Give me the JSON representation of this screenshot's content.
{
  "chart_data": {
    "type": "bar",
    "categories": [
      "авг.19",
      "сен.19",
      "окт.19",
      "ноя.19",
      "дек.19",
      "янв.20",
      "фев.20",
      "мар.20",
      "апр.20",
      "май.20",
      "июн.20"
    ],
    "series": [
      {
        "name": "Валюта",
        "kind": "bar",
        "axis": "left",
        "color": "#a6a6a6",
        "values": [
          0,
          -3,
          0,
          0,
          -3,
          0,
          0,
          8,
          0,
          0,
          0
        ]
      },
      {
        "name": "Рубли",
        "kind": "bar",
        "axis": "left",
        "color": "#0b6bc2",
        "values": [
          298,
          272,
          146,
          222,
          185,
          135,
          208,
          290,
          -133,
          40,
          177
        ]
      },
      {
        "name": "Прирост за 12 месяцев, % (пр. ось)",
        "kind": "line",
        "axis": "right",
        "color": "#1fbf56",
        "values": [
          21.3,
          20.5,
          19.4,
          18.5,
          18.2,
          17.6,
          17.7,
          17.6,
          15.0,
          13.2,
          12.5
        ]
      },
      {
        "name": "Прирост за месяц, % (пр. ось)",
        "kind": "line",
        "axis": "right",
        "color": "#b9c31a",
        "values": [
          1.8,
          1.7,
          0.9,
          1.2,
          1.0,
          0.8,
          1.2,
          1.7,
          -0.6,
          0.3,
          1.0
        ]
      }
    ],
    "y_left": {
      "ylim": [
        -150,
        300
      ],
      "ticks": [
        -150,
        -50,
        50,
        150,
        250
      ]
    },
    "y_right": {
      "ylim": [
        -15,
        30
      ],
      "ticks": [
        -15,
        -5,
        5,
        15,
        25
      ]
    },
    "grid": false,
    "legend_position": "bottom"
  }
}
——
▶ [Given request] Transcribe every entry exactly.

▶ [Solution for this exercise]
Give me the JSON representation of this screenshot's content.
{
  "chart_data": {
    "type": "bar",
    "categories": [
      "авг.19",
      "сен.19",
      "окт.19",
      "ноя.19",
      "дек.19",
      "янв.20",
      "фев.20",
      "мар.20",
      "апр.20",
      "май.20",
      "июн.20"
    ],
    "series": [
      {
        "name": "Валюта",
        "kind": "bar",
        "axis": "left",
        "color": "#a6a6a6",
        "values": [
          0,
          -3,
          0,
          0,
          -3,
          0,
          0,
          8,
          0,
          0,
          0
        ]
      },
      {
        "name": "Рубли",
        "kind": "bar",
        "axis": "left",
        "color": "#0b6bc2",
        "values": [
          298,
          272,
          146,
          222,
          185,
          135,
          208,
          290,
          -133,
          40,
          177
        ]
      },
      {
        "name": "Прирост за 12 месяцев, % (пр. ось)",
        "kind": "line",
        "axis": "right",
        "color": "#1fbf56",
        "values": [
          21.3,
          20.5,
          19.4,
          18.5,
          18.2,
          17.6,
          17.7,
          17.6,
          15.0,
          13.2,
          12.5
        ]
      },
      {
        "name": "Прирост за месяц, % (пр. ось)",
        "kind": "line",
        "axis": "right",
        "color": "#b9c31a",
        "values": [
          1.8,
          1.7,
          0.9,
          1.2,
          1.0,
          0.8,
          1.2,
          1.7,
          -0.6,
          0.3,
          1.0
        ]
      }
    ],
    "y_left": {
      "ylim": [
        -150,
        300
      ],
      "ticks": [
        -150,
        -50,
        50,
        150,
        250
      ]
    },
    "y_right": {
      "ylim": [
        -15,
        30
      ],
      "ticks": [
        -15,
        -5,
        5,
        15,
        25
      ]
    },
    "grid": false,
    "legend_position": "bottom"
  }
}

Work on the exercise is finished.